[begin SELECTED EXCERPT]

Reputation: 11
I face the problem that I want to have 150 randomly drawn samples from a dataset based on two categories "site" and "species". So, ideally, we have an outcome of 30 samples per site where each species is more or less equally distributed.
Reproducible example:
df <- data.frame(site = rep(c("A", "B", "C", "D", "E"), each = 10), species = c("s1", rep("s2", each = 3), rep("s3", each = 16), rep("s4", each = 13), rep("s5", each = 17)), individual = c(1, 1:3, 1:16, 1:13, 1:17) )
I think using the dplyr function group_by(site, species) and slice_sample() are a good approach which would however sample a certain amount per group and not 150 in total.. Another problem I have now is that slice_sample needs at least the n-amount of samples in each group to work. This is not always given. So, is there a possibility of sampling 150 in total and whenever the desired amount to sample per group is not provided, then just sample others for compensation?
Thanks!
Upvotes: 1
Views: 217
Reputation: 18581
One option is to nest_by(site)
and then use slice_sample()
to draw a sample of 30 from each group. If needed we can use tidyr::unnest()
to get one "normal" data.frame
containing all samples drawn.

[end SELECTED EXCERPT]

* **WHAT TO WORK ON**:
(1) Answer these questions about the forum thread on sampling:
(a) How many samples in total does the asker want to draw?
(b) How many samples per site would be the ideal outcome?
(c) Which function does the reply name for getting one "normal" data.frame containing all samples drawn?
(2) In the records, update the lines from the line with "active-label: Active <box>75" to the line with "chevron-down-icon <box>181 149 189 155</box>", replacing "row-checkbox" with "row-select-box" and leaving everything else unchanged. Give only those lines.

[begin RECORDS PROVIDED]

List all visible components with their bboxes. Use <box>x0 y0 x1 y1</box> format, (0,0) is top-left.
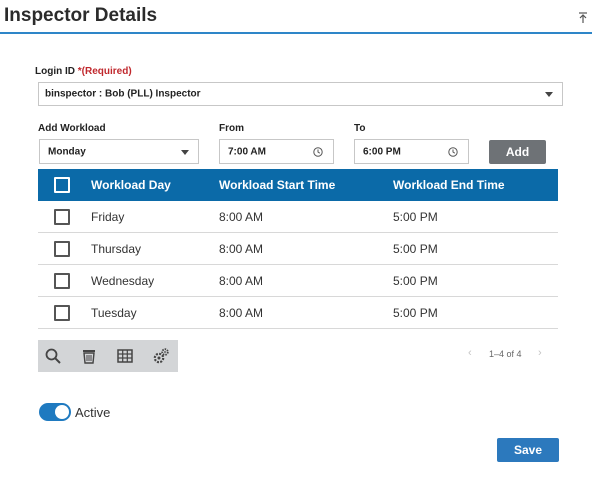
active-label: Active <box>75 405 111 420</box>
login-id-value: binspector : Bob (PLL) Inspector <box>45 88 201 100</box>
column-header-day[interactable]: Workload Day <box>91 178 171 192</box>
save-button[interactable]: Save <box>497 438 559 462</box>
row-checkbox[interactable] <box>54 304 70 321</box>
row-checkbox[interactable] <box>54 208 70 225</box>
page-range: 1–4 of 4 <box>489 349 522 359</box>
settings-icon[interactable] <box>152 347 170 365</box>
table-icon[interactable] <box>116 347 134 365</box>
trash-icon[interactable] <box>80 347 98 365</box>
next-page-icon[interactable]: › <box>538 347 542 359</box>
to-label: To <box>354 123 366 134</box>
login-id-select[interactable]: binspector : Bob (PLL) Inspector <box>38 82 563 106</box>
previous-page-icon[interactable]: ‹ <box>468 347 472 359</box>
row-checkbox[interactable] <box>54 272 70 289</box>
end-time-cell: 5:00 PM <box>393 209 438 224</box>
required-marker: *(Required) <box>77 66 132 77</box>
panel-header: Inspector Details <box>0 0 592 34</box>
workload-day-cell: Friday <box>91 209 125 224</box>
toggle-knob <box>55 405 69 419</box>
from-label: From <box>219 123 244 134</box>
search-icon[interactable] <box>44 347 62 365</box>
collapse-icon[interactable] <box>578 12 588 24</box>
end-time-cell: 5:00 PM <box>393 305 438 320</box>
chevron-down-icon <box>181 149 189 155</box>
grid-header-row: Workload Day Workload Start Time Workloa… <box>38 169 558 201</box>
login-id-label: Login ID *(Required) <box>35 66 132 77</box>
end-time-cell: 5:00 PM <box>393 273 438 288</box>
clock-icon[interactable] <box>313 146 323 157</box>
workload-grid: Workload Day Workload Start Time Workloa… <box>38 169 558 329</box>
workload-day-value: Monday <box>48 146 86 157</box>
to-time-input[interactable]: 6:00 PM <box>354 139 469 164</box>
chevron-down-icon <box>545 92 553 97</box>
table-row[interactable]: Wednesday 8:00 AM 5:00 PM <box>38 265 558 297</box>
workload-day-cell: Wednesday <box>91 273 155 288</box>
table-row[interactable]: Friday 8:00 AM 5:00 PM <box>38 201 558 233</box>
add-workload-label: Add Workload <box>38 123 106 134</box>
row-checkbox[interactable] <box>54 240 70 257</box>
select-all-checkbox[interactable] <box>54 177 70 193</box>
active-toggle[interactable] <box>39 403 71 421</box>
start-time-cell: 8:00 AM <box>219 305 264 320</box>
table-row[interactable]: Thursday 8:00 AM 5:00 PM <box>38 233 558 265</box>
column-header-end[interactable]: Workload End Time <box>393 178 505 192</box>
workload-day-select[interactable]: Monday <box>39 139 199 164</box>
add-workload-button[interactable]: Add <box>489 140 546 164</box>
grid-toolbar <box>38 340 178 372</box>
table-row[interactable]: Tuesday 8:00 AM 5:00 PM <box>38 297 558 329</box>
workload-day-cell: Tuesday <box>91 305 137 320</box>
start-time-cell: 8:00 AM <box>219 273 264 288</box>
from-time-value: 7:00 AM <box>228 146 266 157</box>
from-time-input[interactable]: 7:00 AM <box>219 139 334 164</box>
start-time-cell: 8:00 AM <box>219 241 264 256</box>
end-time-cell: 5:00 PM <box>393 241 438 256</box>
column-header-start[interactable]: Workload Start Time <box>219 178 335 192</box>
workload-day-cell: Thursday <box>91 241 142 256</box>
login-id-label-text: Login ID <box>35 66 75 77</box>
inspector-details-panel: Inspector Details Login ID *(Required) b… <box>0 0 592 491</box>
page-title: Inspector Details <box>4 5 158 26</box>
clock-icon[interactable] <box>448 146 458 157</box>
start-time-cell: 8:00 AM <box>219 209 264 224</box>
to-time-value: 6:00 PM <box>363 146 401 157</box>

[end RECORDS PROVIDED]

* **SOLVED PROBLEMS**:
(1)
(a) 150
(b) 30
(c) tidyr::unnest()

(2)
active-label: Active <box>75 405 111 420</box>
login-id-value: binspector : Bob (PLL) Inspector <box>45 88 201 100</box>
column-header-day[interactable]: Workload Day <box>91 178 171 192</box>
save-button[interactable]: Save <box>497 438 559 462</box>
row-select-box[interactable] <box>54 304 70 321</box>
row-select-box[interactable] <box>54 208 70 225</box>
page-range: 1–4 of 4 <box>489 349 522 359</box>
settings-icon[interactable] <box>152 347 170 365</box>
table-icon[interactable] <box>116 347 134 365</box>
trash-icon[interactable] <box>80 347 98 365</box>
next-page-icon[interactable]: › <box>538 347 542 359</box>
to-label: To <box>354 123 366 134</box>
login-id-select[interactable]: binspector : Bob (PLL) Inspector <box>38 82 563 106</box>
previous-page-icon[interactable]: ‹ <box>468 347 472 359</box>
row-select-box[interactable] <box>54 272 70 289</box>
end-time-cell: 5:00 PM <box>393 209 438 224</box>
required-marker: *(Required) <box>77 66 132 77</box>
panel-header: Inspector Details <box>0 0 592 34</box>
workload-day-cell: Friday <box>91 209 125 224</box>
toggle-knob <box>55 405 69 419</box>
from-label: From <box>219 123 244 134</box>
search-icon[interactable] <box>44 347 62 365</box>
collapse-icon[interactable] <box>578 12 588 24</box>
end-time-cell: 5:00 PM <box>393 305 438 320</box>
chevron-down-icon <box>181 149 189 155</box>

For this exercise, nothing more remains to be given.